_Problem description_. Each line of the listing must be transcribed exactly, except for the images, which should be excluded.

◆ ◆ ◆ ◆

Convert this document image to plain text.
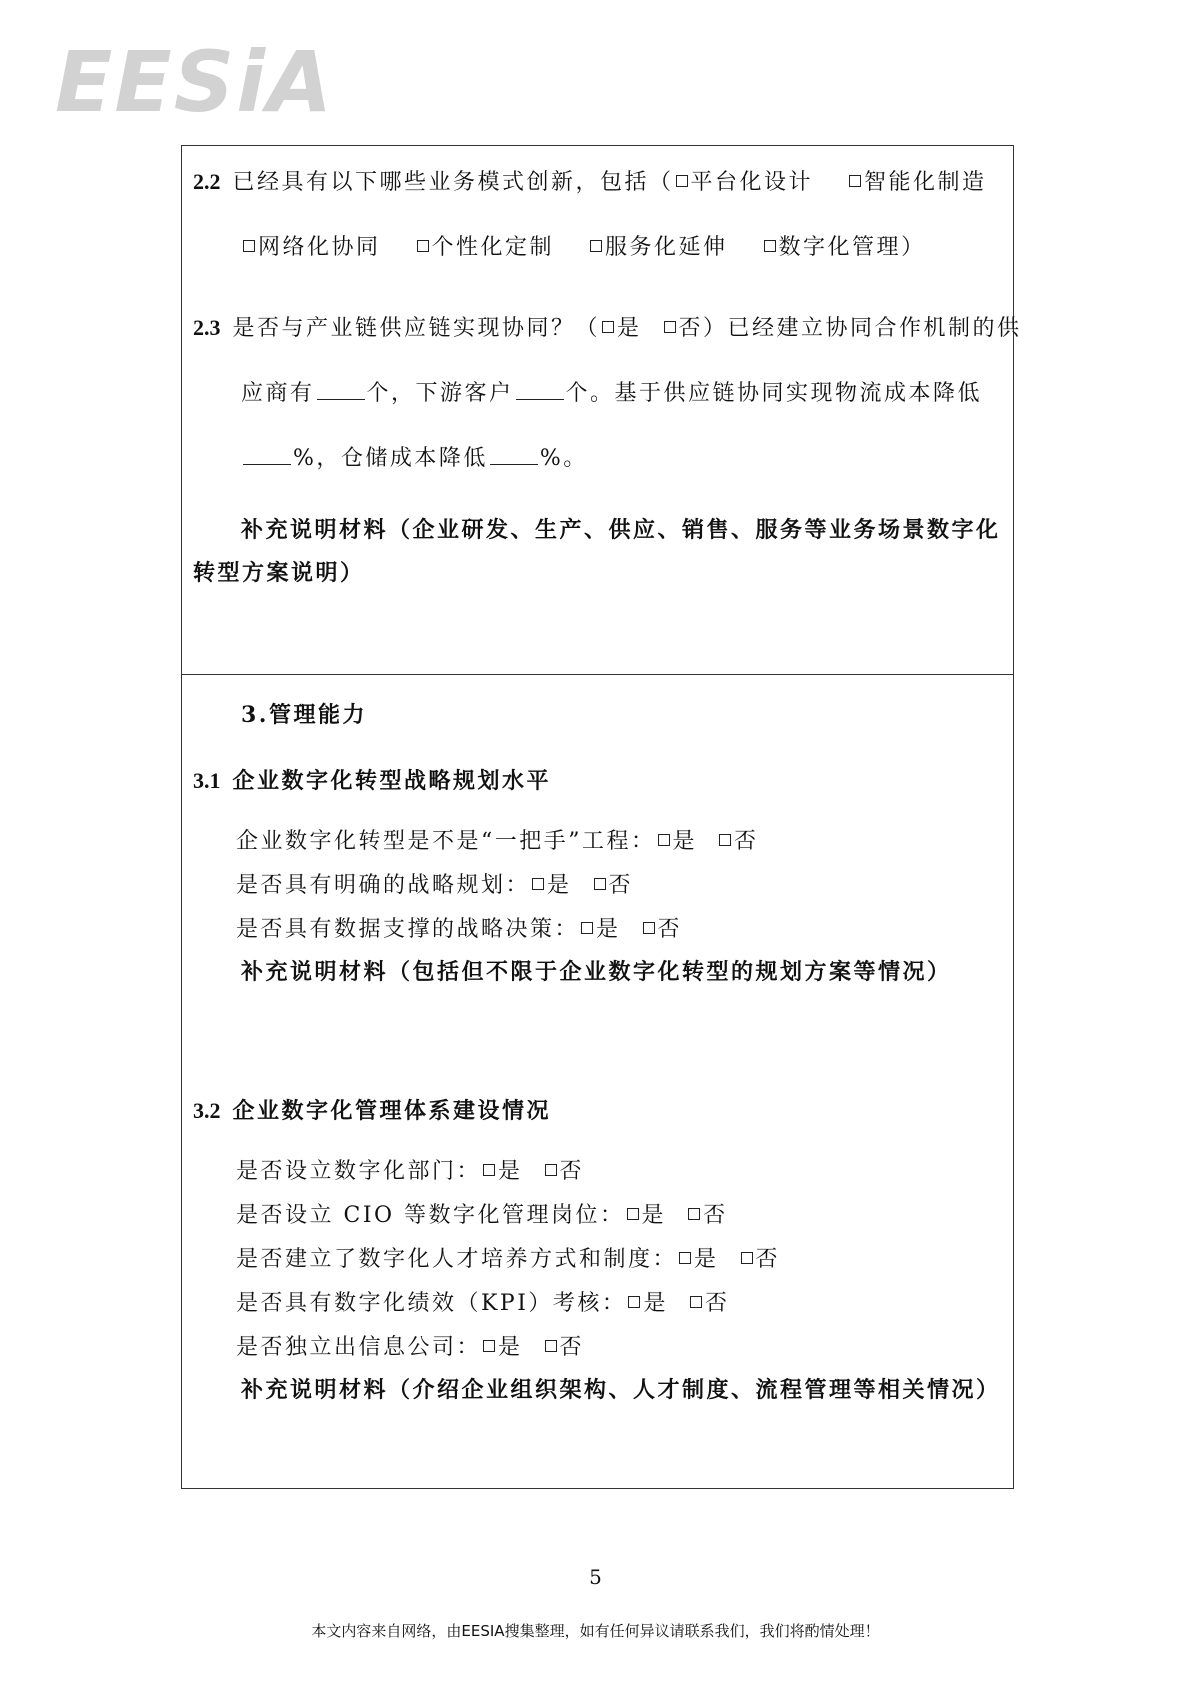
EESiA
2.2 已经具有以下哪些业务模式创新，包括（ 平台化设计 智能化制造
网络化协同 个性化定制 服务化延伸 数字化管理）
2.3 是否与产业链供应链实现协同？（ 是 否）已经建立协同合作机制的供
应商有 个，下游客户 个。基于供应链协同实现物流成本降低
%，仓储成本降低 %。
补充说明材料（企业研发、生产、供应、销售、服务等业务场景数字化
转型方案说明）
3.管理能力
3.1 企业数字化转型战略规划水平
企业数字化转型是不是“一把手”工程： 是 否
是否具有明确的战略规划： 是 否
是否具有数据支撑的战略决策： 是 否
补充说明材料（包括但不限于企业数字化转型的规划方案等情况）
3.2 企业数字化管理体系建设情况
是否设立数字化部门： 是 否
是否设立 CIO 等数字化管理岗位： 是 否
是否建立了数字化人才培养方式和制度： 是 否
是否具有数字化绩效（KPI）考核： 是 否
是否独立出信息公司： 是 否
补充说明材料（介绍企业组织架构、人才制度、流程管理等相关情况）
5
本文内容来自网络，由EESIA搜集整理，如有任何异议请联系我们，我们将酌情处理！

◆ ◆ ◆ ◆

_Full solution_.
Convert this document image to plain text.
EESiA
2.2 已经具有以下哪些业务模式创新，包括（ 平台化设计 智能化制造
网络化协同 个性化定制 服务化延伸 数字化管理）
2.3 是否与产业链供应链实现协同？（ 是 否）已经建立协同合作机制的供
应商有 个，下游客户 个。基于供应链协同实现物流成本降低
%，仓储成本降低 %。
补充说明材料（企业研发、生产、供应、销售、服务等业务场景数字化
转型方案说明）
3.管理能力
3.1 企业数字化转型战略规划水平
企业数字化转型是不是“一把手”工程： 是 否
是否具有明确的战略规划： 是 否
是否具有数据支撑的战略决策： 是 否
补充说明材料（包括但不限于企业数字化转型的规划方案等情况）
3.2 企业数字化管理体系建设情况
是否设立数字化部门： 是 否
是否设立 CIO 等数字化管理岗位： 是 否
是否建立了数字化人才培养方式和制度： 是 否
是否具有数字化绩效（KPI）考核： 是 否
是否独立出信息公司： 是 否
补充说明材料（介绍企业组织架构、人才制度、流程管理等相关情况）
5
本文内容来自网络，由EESIA搜集整理，如有任何异议请联系我们，我们将酌情处理！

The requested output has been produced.